Reproduce each line that includes the word "from".

**Extracted material:**
Start
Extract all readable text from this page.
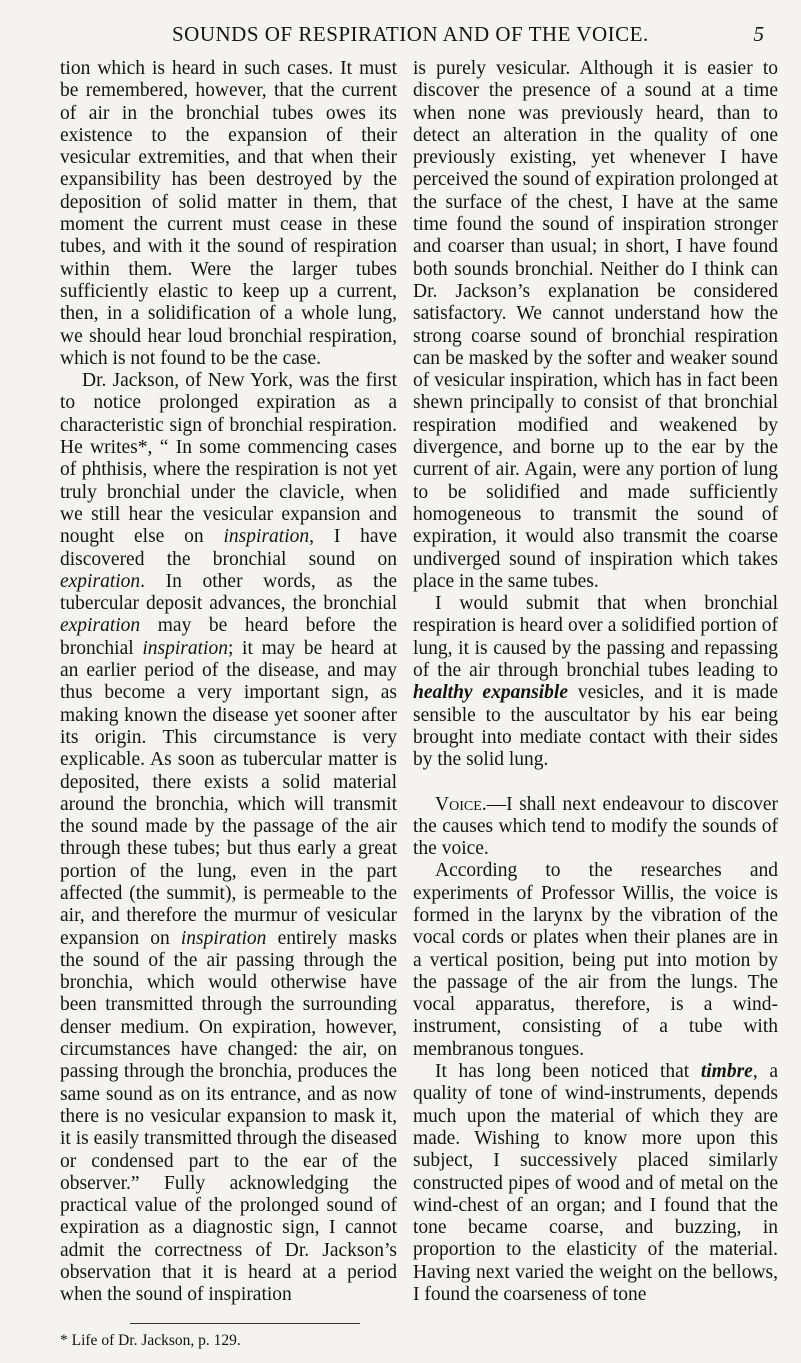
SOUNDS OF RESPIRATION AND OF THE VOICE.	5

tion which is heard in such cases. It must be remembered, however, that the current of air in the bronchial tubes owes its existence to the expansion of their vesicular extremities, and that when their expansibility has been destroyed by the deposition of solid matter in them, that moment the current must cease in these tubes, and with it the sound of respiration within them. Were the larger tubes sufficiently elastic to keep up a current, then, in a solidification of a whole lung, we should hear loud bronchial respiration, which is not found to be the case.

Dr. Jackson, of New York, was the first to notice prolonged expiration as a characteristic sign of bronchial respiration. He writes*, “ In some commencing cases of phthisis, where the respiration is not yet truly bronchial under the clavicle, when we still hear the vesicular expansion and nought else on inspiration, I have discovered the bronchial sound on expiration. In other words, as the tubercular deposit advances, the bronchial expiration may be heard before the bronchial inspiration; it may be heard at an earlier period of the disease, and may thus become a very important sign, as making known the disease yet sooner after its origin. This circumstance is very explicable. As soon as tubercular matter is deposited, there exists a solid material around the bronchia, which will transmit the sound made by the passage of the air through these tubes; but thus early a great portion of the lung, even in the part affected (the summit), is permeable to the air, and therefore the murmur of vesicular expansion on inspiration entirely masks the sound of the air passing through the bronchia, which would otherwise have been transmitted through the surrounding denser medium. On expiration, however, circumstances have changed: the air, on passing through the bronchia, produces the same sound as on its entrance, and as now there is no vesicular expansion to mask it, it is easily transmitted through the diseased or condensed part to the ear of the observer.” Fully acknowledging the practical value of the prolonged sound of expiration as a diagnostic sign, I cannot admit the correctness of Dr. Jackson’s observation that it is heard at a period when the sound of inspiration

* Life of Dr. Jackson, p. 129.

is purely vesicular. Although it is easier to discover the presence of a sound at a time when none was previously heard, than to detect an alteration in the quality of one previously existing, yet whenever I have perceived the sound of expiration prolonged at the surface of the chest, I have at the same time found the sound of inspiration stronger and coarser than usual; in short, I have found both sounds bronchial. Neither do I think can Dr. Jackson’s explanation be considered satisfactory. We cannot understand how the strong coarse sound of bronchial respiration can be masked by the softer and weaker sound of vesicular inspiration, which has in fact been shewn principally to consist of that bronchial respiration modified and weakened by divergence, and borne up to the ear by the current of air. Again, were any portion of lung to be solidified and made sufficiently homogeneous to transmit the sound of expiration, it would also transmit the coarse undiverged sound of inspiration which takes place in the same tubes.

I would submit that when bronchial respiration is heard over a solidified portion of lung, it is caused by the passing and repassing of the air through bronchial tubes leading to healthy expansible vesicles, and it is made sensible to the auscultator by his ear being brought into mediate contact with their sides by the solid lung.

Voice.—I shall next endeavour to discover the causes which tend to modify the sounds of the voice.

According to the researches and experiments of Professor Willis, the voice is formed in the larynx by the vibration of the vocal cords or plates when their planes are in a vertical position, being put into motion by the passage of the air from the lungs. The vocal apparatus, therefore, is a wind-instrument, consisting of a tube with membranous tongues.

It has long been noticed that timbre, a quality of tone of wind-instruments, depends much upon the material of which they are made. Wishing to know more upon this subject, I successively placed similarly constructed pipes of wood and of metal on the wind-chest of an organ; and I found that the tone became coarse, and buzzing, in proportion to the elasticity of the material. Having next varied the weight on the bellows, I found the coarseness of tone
End
**Response below:**
Extract all readable text from this page.
According to the researches and experiments of Professor Willis, the voice is formed in the larynx by the vibration of the vocal cords or plates when their planes are in a vertical position, being put into motion by the passage of the air from the lungs. The vocal apparatus, therefore, is a wind-instrument, consisting of a tube with membranous tongues.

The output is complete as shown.